#### Text section

Experiment 06 — Long dialog retention | Viable Prompt Protocol (VPP)

Overview

Experiment 06 examines whether VPP can maintain its structural commitments (tag headers + footers) over longer dialogs, and how this compares to a baseline that sees tags in user messages but has never been given the VPP spec.

Where earlier experiments focused on short, 2–4 turn dialogs, Experiment 06 asks:

“If we run the conversation out to ~10+ tagged turns, does VPP still hold? And what does the baseline do when faced with tags alone?”

Experiment 06 lives in
experiments/exp6-long-dialog/.

Directory contents

Under experiments/exp6-long-dialog/:

run-exp6-long-dialog.mjs
Runner that orchestrates long, multi-tag dialogs.
analyze-exp6.mjs
Script that computes long-dialog structural metrics.
configs.jsonl
Configuration for:
- vpp_longdialog_grounded
- vpp_longdialog_tags_only
- baseline_longdialog_tags
prompts/ (optional)
- dialog-templates/ — sequences of tagged user turns simulating a realistic workflow.

Outputs go into corpus/v1.4/sessions/ and corpus/v1.4/index.jsonl.

Hypothesis

H₆: Over multi-turn dialogs:

VPP will maintain near-perfect structural adherence (headers, footers, tag mirroring) across all turns, whether or not the first turn explicitly re-explains the protocol.
Baseline (no VPP header) will not spontaneously discover the protocol, even when user messages contain tags.

Concretely:

header_present_ratio(VPP) ≈ 1.0
footer_present_ratio(VPP) ≈ 1.0
tag_mirrors_user_ratio(VPP) ≈ 1.0
Baseline ratios remain low, with any headers being incidental or malformed.

Conditions

Each line in configs.jsonl specifies:

condition — one of:
- vpp_longdialog_grounded
- vpp_longdialog_tags_only
- baseline_longdialog_tags
model, temperature, top_p, seed
dialog_template_id — which scripted long dialog to run.

Semantics:

vpp_longdialog_grounded
- System message includes the VPP header snippet.
- First user turn is a !<g> grounding message that restates the protocol and obligations.

#### Problems to work on
a – Which fields does each line in configs.jsonl specify, according to the Experiment 06 page?
b – Can you sum up the Experiment 06 page in two sentences?
c – How would the Experiment 06 page go on after its last line? Write the next part.

#### Given data

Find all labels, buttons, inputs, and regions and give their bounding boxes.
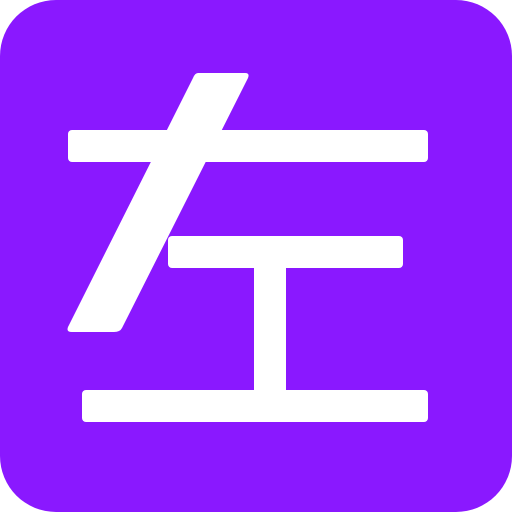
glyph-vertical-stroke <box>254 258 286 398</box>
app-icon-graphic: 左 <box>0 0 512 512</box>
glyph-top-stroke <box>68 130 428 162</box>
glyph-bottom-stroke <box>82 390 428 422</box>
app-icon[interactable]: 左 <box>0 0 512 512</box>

==

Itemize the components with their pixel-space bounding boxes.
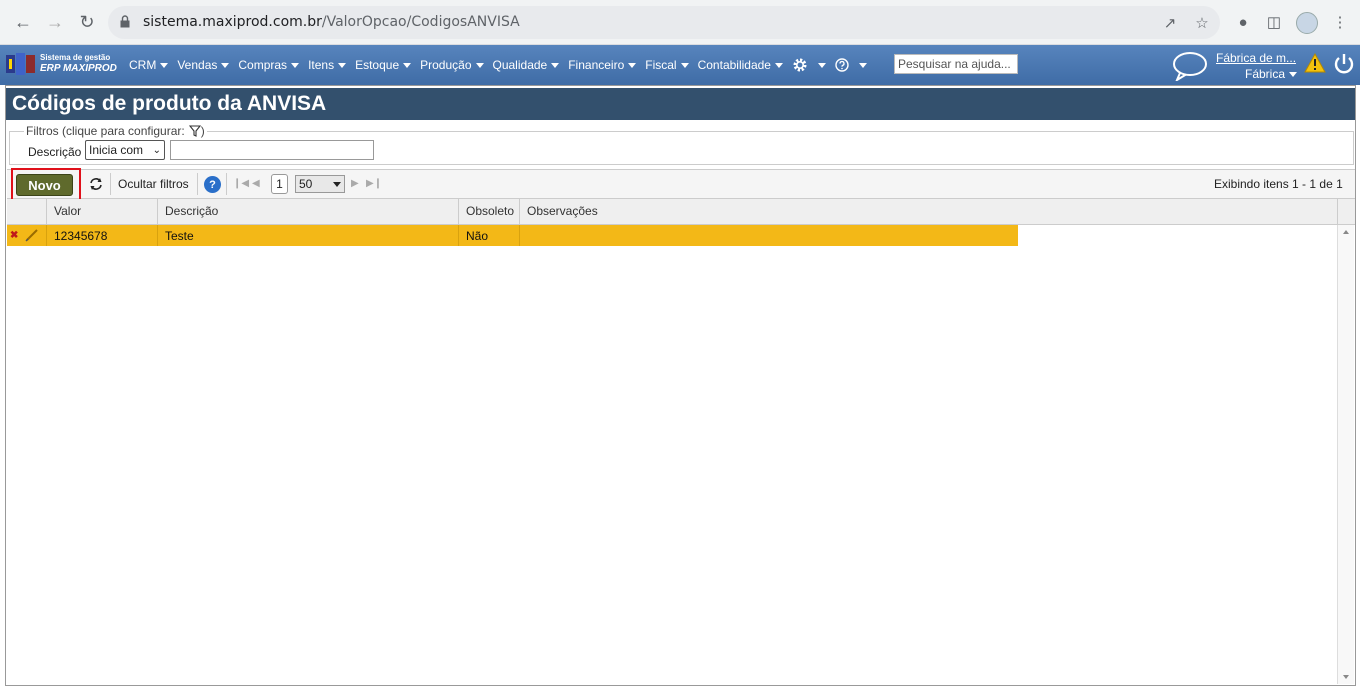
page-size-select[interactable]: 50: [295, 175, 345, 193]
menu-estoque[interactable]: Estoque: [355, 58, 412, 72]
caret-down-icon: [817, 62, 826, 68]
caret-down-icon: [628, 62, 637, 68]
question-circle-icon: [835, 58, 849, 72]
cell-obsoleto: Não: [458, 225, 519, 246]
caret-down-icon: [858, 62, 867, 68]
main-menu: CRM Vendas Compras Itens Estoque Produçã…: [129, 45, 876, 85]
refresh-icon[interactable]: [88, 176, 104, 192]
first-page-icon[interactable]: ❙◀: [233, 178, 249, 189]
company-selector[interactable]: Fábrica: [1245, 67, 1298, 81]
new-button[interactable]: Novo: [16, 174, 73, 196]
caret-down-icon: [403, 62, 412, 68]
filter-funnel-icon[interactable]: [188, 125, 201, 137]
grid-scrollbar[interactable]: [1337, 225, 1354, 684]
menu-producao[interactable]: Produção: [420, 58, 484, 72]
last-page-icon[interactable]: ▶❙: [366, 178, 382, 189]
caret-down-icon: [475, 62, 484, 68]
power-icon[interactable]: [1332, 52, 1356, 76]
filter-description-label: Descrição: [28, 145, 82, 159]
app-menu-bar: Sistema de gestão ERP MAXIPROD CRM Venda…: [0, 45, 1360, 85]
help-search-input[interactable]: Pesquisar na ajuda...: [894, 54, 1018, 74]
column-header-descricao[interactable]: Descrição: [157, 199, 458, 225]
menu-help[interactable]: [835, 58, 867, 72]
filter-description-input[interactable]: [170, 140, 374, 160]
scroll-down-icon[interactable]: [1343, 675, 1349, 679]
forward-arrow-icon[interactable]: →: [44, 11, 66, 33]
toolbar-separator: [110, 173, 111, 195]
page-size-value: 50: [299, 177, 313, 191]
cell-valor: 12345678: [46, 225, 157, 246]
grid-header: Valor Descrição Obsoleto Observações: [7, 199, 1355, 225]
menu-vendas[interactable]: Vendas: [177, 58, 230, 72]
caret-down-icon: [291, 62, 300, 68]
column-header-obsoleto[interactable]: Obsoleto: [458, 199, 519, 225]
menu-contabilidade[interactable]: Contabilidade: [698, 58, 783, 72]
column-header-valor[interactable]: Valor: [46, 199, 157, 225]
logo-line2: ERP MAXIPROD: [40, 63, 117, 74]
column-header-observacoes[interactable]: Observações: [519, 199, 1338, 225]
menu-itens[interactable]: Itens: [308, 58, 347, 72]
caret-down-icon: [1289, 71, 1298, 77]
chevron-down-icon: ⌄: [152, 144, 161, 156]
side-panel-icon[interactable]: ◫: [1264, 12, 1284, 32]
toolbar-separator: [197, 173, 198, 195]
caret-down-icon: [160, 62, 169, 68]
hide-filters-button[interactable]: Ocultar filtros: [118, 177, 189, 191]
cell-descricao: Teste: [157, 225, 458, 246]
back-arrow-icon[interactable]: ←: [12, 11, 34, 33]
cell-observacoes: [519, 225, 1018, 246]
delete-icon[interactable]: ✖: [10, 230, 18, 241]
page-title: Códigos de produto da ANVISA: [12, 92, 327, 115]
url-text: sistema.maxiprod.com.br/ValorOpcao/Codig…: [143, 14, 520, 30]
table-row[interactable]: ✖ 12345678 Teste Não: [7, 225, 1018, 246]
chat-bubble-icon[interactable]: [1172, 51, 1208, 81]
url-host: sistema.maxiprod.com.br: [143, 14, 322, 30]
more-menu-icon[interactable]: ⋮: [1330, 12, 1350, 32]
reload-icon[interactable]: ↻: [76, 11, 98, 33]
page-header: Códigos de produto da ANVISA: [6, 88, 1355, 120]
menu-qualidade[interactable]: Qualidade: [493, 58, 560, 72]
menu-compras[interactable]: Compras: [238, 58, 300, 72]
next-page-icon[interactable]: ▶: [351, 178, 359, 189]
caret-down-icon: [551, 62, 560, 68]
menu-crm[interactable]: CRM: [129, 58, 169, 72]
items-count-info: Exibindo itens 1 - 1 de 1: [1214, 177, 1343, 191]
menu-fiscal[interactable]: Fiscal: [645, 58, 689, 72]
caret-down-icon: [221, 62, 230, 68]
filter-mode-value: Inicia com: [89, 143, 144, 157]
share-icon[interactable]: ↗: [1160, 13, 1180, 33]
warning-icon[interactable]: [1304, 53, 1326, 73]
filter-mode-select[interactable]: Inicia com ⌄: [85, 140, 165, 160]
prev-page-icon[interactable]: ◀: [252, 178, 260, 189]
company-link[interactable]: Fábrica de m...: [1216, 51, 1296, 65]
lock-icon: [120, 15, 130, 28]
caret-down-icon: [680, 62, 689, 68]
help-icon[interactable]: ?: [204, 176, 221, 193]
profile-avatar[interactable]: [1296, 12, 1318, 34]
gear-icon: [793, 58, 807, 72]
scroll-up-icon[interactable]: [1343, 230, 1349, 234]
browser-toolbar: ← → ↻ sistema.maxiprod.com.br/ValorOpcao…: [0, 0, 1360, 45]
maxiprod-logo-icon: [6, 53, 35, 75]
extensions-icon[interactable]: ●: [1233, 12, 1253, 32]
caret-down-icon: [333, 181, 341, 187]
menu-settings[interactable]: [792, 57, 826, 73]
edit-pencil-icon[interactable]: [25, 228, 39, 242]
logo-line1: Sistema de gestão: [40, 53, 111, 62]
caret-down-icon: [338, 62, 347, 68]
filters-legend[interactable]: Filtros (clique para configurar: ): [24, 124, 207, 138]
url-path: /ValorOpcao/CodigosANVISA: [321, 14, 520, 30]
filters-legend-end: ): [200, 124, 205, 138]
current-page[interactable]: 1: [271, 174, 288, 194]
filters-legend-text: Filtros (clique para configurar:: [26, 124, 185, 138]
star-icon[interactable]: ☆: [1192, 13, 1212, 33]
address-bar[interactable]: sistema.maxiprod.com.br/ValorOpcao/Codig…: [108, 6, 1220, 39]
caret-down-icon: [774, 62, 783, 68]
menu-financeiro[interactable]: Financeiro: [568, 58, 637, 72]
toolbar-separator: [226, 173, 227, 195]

==

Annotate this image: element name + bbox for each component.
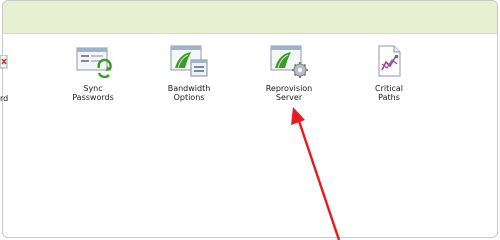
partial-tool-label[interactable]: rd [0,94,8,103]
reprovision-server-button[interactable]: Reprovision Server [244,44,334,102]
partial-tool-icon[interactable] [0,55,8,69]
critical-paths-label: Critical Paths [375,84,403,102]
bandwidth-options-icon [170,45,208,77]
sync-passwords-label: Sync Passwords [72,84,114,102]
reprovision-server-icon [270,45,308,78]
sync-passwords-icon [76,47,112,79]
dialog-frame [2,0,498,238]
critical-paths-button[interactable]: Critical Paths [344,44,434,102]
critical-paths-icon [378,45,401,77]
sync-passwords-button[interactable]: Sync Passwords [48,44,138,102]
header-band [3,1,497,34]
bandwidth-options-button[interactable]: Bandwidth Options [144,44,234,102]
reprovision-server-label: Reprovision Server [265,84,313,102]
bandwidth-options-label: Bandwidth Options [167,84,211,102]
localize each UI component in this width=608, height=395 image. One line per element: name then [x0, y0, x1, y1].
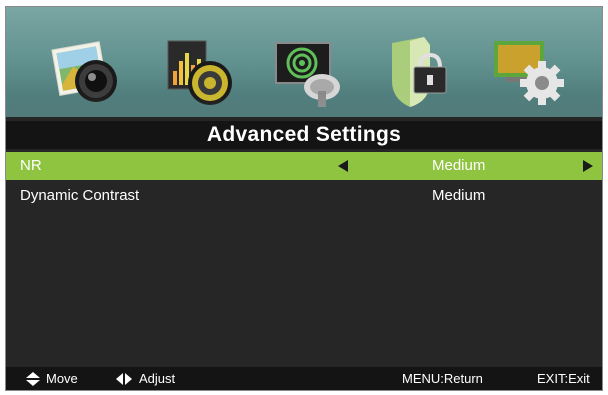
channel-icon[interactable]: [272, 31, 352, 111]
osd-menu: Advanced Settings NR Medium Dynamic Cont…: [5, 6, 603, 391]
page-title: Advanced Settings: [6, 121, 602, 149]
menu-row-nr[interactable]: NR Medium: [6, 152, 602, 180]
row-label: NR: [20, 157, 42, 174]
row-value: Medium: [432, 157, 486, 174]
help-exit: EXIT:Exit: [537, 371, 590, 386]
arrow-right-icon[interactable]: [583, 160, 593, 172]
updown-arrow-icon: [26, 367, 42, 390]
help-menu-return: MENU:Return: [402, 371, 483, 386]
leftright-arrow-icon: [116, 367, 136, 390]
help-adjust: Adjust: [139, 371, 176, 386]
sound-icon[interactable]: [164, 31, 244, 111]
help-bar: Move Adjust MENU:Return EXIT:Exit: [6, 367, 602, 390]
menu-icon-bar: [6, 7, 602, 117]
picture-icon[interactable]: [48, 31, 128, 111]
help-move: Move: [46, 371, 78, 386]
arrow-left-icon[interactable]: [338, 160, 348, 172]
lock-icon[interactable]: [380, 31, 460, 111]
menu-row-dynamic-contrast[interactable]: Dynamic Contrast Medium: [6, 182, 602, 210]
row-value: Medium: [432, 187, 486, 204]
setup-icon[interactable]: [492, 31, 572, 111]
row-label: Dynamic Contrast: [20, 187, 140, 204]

#### Task responses
a – condition, model, temperature, top_p, seed, dialog_template_id

b – Experiment 06 tests whether VPP keeps its tag headers and footers over dialogs of about ten or more tagged turns, and compares this with a baseline that sees tags in user messages but has never been given the VPP spec. The hypothesis is that VPP will stay near-perfectly structured across all turns, while the baseline will not discover the protocol on its own and will have low ratios.

c –
- Subsequent turns use tags normally (!<q>, !<o>, !<c>, !<o_f>).
vpp_longdialog_tags_only
- System message includes the VPP header snippet.
- No explicit grounding; user turns simply begin using tags.
- Tests whether tags + header are sufficient without a “protocol explainer” turn.
baseline_longdialog_tags
- No VPP header snippet.
- User turns still contain tags (same dialog templates as the VPP conditions).
- Tests whether tags alone induce any stable VPP-like behavior.

Metrics

analyze-exp6.mjs reports:

sessions analyzed — number of valid long-dialog sessions per condition.
header_present_ratio — fraction of assistant turns that start with a valid VPP-style tag header (e.g., <g>, <q>, <o>, <c>, <o_f>).
footer_present_ratio — fraction of assistant turns that end with a footer line.
footer_v14_ratio — fraction of assistant turns whose footer parses as a valid VPP v1.4 footer.
tag_mirrors_user_ratio — fraction of assistant turns where the assistant’s tag matches the user’s tag for that turn.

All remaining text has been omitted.